* _BRIEF_:
Write out all of the records precisely. Skip anything that is a picture.

########################################

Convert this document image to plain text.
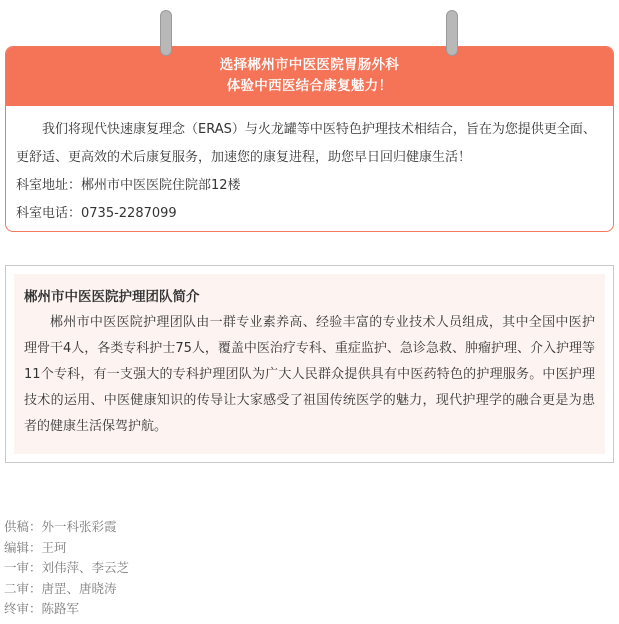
选择郴州市中医医院胃肠外科
体验中西医结合康复魅力！

我们将现代快速康复理念（ERAS）与火龙罐等中医特色护理技术相结合，旨在为您提供更全面、更舒适、更高效的术后康复服务，加速您的康复进程，助您早日回归健康生活！

科室地址：郴州市中医医院住院部12楼

科室电话：0735-2287099

郴州市中医医院护理团队简介

郴州市中医医院护理团队由一群专业素养高、经验丰富的专业技术人员组成，其中全国中医护理骨干4人，各类专科护士75人，覆盖中医治疗专科、重症监护、急诊急救、肿瘤护理、介入护理等11个专科，有一支强大的专科护理团队为广大人民群众提供具有中医药特色的护理服务。中医护理技术的运用、中医健康知识的传导让大家感受了祖国传统医学的魅力，现代护理学的融合更是为患者的健康生活保驾护航。

供稿：外一科张彩霞
编辑：王珂
一审：刘伟萍、李云芝
二审：唐罡、唐晓涛
终审：陈路军
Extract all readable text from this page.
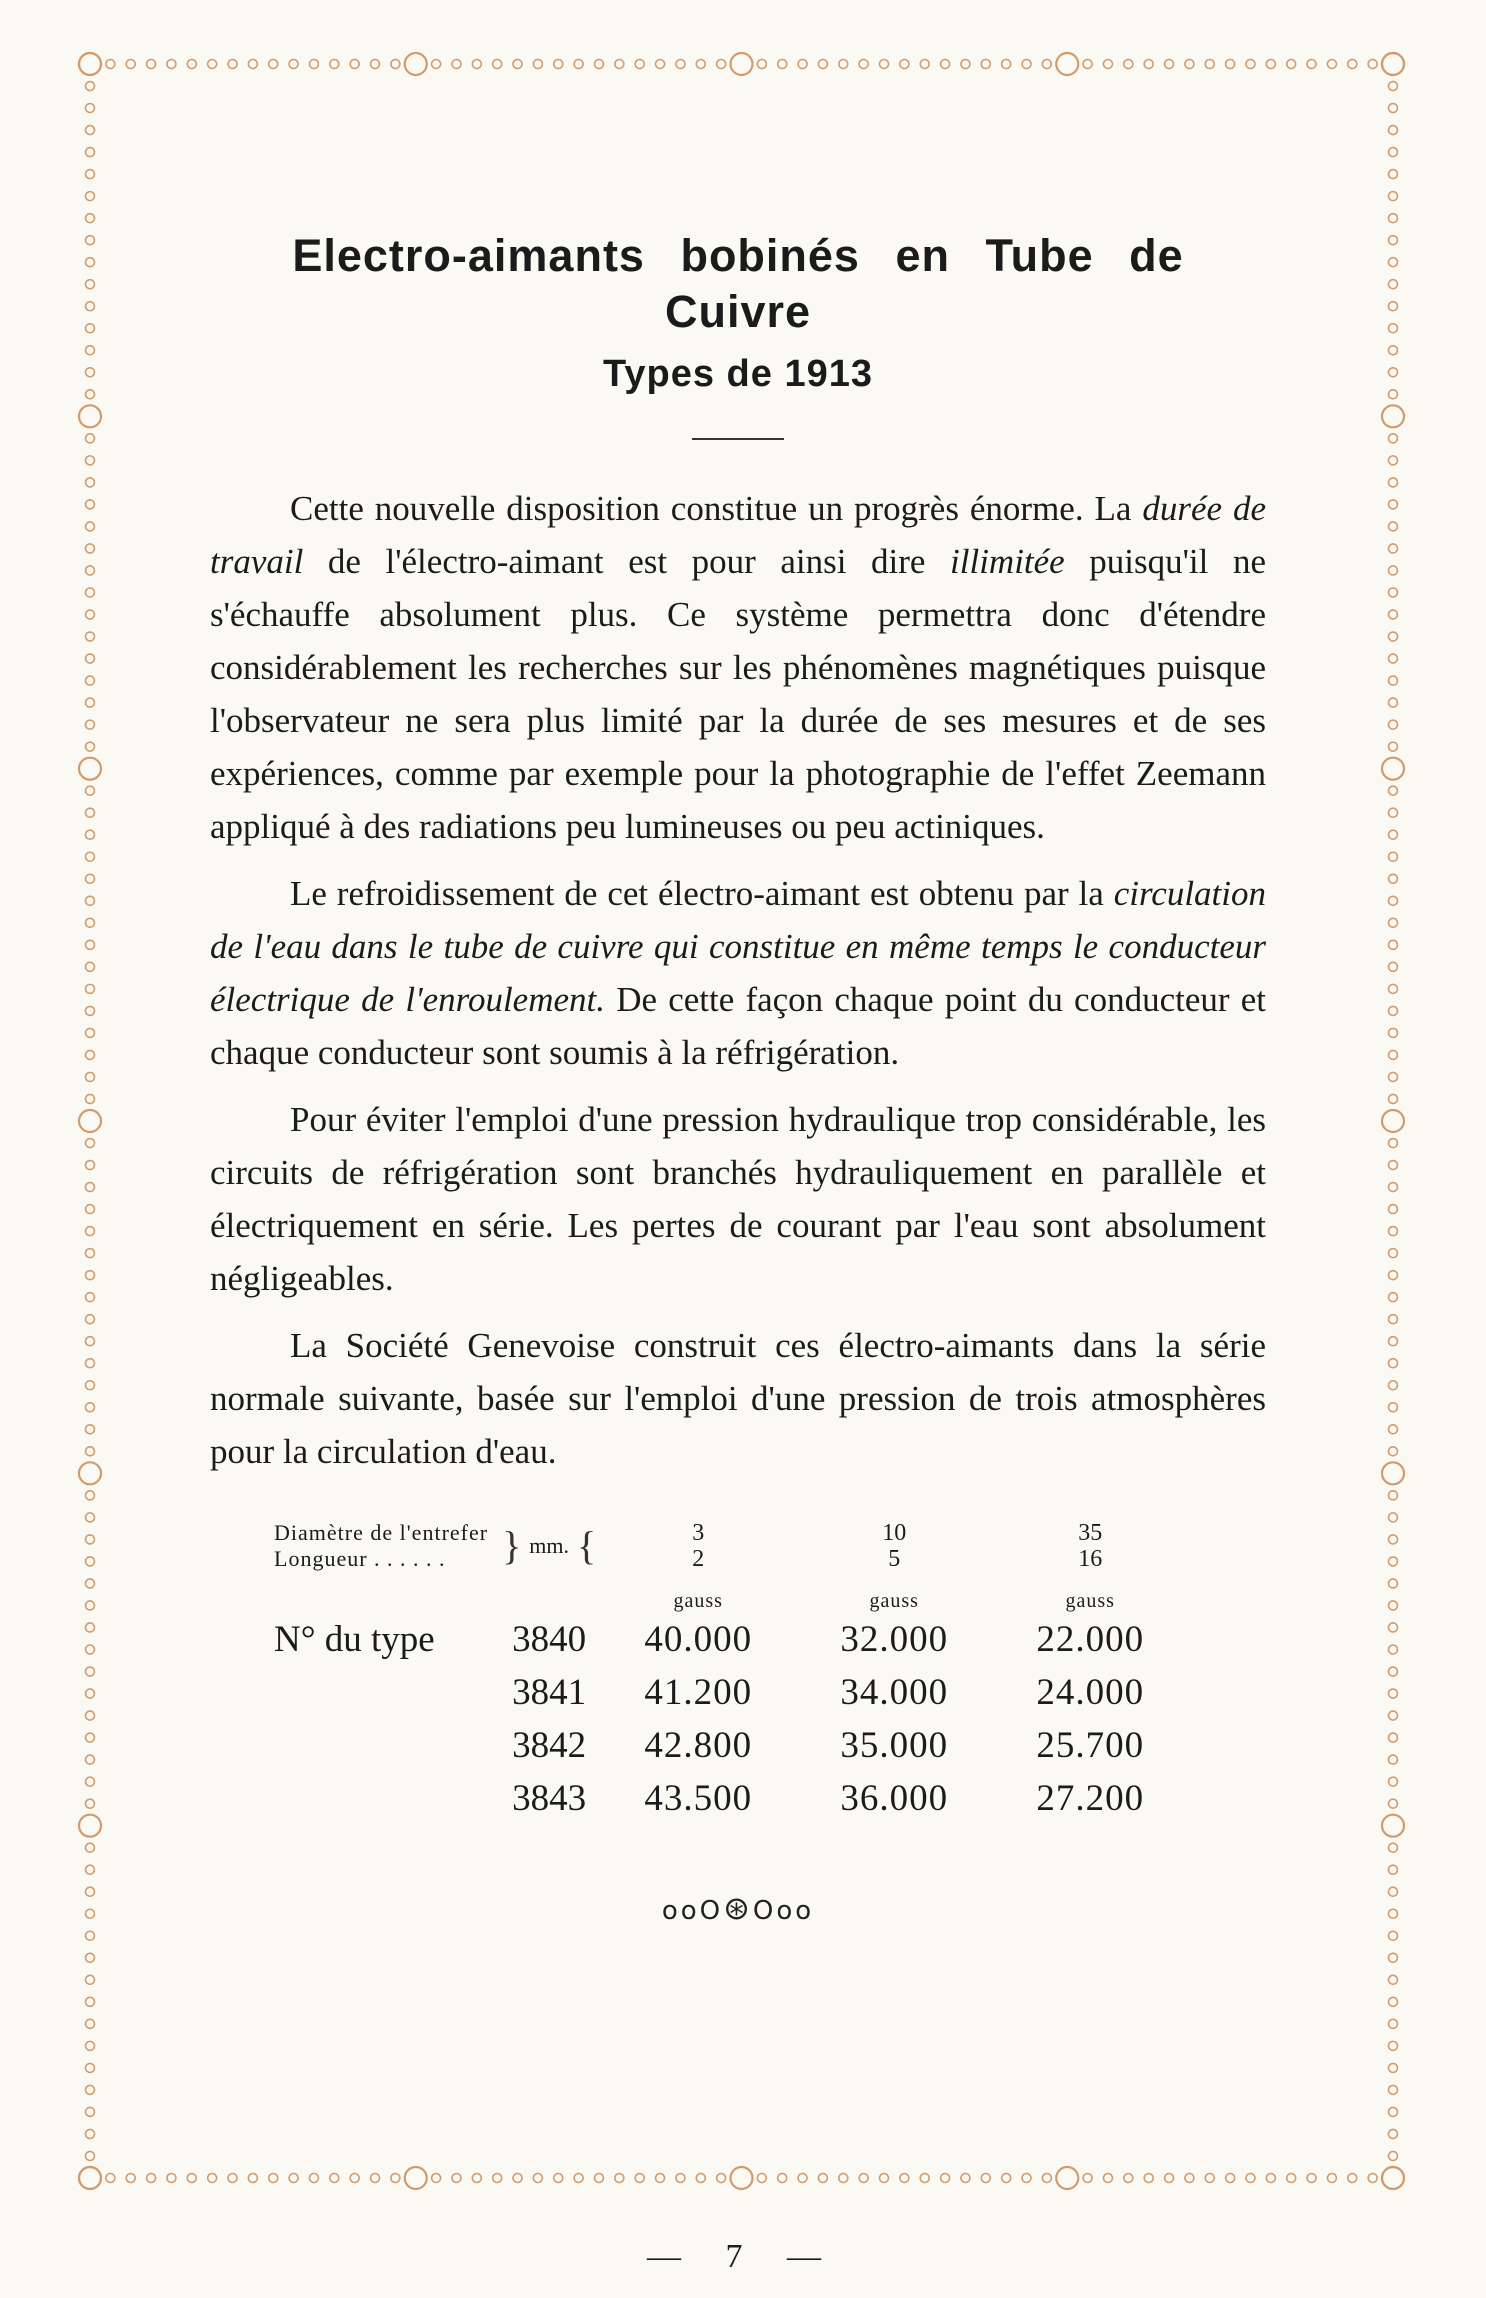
Electro-aimants bobinés en Tube de Cuivre
Types de 1913

Cette nouvelle disposition constitue un progrès énorme. La durée de travail de l'électro-aimant est pour ainsi dire illimitée puisqu'il ne s'échauffe absolument plus. Ce système permettra donc d'étendre considérablement les recherches sur les phénomènes magnétiques puisque l'observateur ne sera plus limité par la durée de ses mesures et de ses expériences, comme par exemple pour la photographie de l'effet Zeemann appliqué à des radiations peu lumineuses ou peu actiniques.

Le refroidissement de cet électro-aimant est obtenu par la circulation de l'eau dans le tube de cuivre qui constitue en même temps le conducteur électrique de l'enroulement. De cette façon chaque point du conducteur et chaque conducteur sont soumis à la réfrigération.

Pour éviter l'emploi d'une pression hydraulique trop considérable, les circuits de réfrigération sont branchés hydrauliquement en parallèle et électriquement en série. Les pertes de courant par l'eau sont absolument négligeables.

La Société Genevoise construit ces électro-aimants dans la série normale suivante, basée sur l'emploi d'une pression de trois atmosphères pour la circulation d'eau.

Diamètre de l'entrefer	}	mm.	{	3	10	35
Longueur . . . . . .				2	5	16
				gauss	gauss	gauss
N° du type	3840			40.000	32.000	22.000
	3841			41.200	34.000	24.000
	3842			42.800	35.000	25.700
	3843			43.500	36.000	27.200
ooO⊛Ooo
— 7 —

########################################

* _THE OUTPUT_:
Convert this document image to plain text.
选择郴州市中医医院胃肠外科
体验中西医结合康复魅力！

我们将现代快速康复理念（ERAS）与火龙罐等中医特色护理技术相结合，旨在为您提供更全面、更舒适、更高效的术后康复服务，加速您的康复进程，助您早日回归健康生活！

科室地址：郴州市中医医院住院部12楼

科室电话：0735-2287099

郴州市中医医院护理团队简介

郴州市中医医院护理团队由一群专业素养高、经验丰富的专业技术人员组成，其中全国中医护理骨干4人，各类专科护士75人，覆盖中医治疗专科、重症监护、急诊急救、肿瘤护理、介入护理等11个专科，有一支强大的专科护理团队为广大人民群众提供具有中医药特色的护理服务。中医护理技术的运用、中医健康知识的传导让大家感受了祖国传统医学的魅力，现代护理学的融合更是为患者的健康生活保驾护航。

供稿：外一科张彩霞
编辑：王珂
一审：刘伟萍、李云芝
二审：唐罡、唐晓涛
终审：陈路军
Extract all readable text from this page.
Electro-aimants bobinés en Tube de Cuivre
Types de 1913

Cette nouvelle disposition constitue un progrès énorme. La durée de travail de l'électro-aimant est pour ainsi dire illimitée puisqu'il ne s'échauffe absolument plus. Ce système permettra donc d'étendre considérablement les recherches sur les phénomènes magnétiques puisque l'observateur ne sera plus limité par la durée de ses mesures et de ses expériences, comme par exemple pour la photographie de l'effet Zeemann appliqué à des radiations peu lumineuses ou peu actiniques.

Le refroidissement de cet électro-aimant est obtenu par la circulation de l'eau dans le tube de cuivre qui constitue en même temps le conducteur électrique de l'enroulement. De cette façon chaque point du conducteur et chaque conducteur sont soumis à la réfrigération.

Pour éviter l'emploi d'une pression hydraulique trop considérable, les circuits de réfrigération sont branchés hydrauliquement en parallèle et électriquement en série. Les pertes de courant par l'eau sont absolument négligeables.

La Société Genevoise construit ces électro-aimants dans la série normale suivante, basée sur l'emploi d'une pression de trois atmosphères pour la circulation d'eau.

Diamètre de l'entrefer	}	mm.	{	3	10	35
Longueur . . . . . .				2	5	16
				gauss	gauss	gauss
N° du type	3840			40.000	32.000	22.000
	3841			41.200	34.000	24.000
	3842			42.800	35.000	25.700
	3843			43.500	36.000	27.200
ooO⊛Ooo
— 7 —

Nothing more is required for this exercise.